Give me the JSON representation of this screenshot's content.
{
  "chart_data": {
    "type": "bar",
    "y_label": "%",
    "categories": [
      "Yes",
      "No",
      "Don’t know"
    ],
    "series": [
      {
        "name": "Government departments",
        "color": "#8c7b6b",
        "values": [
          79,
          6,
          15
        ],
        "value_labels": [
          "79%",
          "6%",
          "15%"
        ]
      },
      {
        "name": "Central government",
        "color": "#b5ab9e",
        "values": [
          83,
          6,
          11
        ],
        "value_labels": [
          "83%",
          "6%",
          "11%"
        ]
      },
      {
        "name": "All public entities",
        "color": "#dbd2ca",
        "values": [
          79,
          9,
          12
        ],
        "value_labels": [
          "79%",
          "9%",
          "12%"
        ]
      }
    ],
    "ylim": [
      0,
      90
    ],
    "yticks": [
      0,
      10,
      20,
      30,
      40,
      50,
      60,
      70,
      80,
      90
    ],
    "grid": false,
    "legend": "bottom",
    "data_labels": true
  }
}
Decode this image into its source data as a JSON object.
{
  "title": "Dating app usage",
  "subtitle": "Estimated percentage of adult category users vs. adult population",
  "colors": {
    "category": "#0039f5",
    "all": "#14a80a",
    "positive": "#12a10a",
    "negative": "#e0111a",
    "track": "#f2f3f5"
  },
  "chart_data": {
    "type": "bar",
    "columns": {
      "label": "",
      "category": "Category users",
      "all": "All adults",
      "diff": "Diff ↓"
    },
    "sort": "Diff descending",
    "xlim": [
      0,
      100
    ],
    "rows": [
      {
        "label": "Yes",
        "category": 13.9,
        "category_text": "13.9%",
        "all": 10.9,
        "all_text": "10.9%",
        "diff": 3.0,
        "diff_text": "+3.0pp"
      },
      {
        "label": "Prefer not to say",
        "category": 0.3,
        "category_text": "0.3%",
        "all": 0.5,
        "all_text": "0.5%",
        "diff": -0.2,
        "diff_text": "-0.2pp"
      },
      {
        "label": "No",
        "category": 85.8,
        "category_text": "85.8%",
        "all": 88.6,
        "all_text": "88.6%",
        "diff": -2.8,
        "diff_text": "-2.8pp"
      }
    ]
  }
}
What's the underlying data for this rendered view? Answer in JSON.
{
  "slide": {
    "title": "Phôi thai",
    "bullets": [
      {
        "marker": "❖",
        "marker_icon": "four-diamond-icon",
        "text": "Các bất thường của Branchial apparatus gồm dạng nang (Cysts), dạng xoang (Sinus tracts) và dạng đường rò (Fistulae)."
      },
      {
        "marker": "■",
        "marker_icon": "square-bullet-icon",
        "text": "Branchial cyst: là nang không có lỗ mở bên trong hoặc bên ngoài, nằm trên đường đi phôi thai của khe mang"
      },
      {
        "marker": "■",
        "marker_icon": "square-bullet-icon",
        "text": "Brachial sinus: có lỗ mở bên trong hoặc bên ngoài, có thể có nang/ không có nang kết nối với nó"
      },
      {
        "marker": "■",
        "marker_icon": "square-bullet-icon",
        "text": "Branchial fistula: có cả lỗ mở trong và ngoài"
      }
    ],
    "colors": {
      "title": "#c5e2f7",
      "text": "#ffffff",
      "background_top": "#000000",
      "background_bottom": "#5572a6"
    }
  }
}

○ ○ ○ ○ ○

_EXERCISE DIRECTIONS_: Look for "hoặc" and pull out every line that has it.

_IN RESPONSE_:
        "text": "Branchial cyst: là nang không có lỗ mở bên trong hoặc bên ngoài, nằm trên đường đi phôi thai của khe mang"
        "text": "Brachial sinus: có lỗ mở bên trong hoặc bên ngoài, có thể có nang/ không có nang kết nối với nó"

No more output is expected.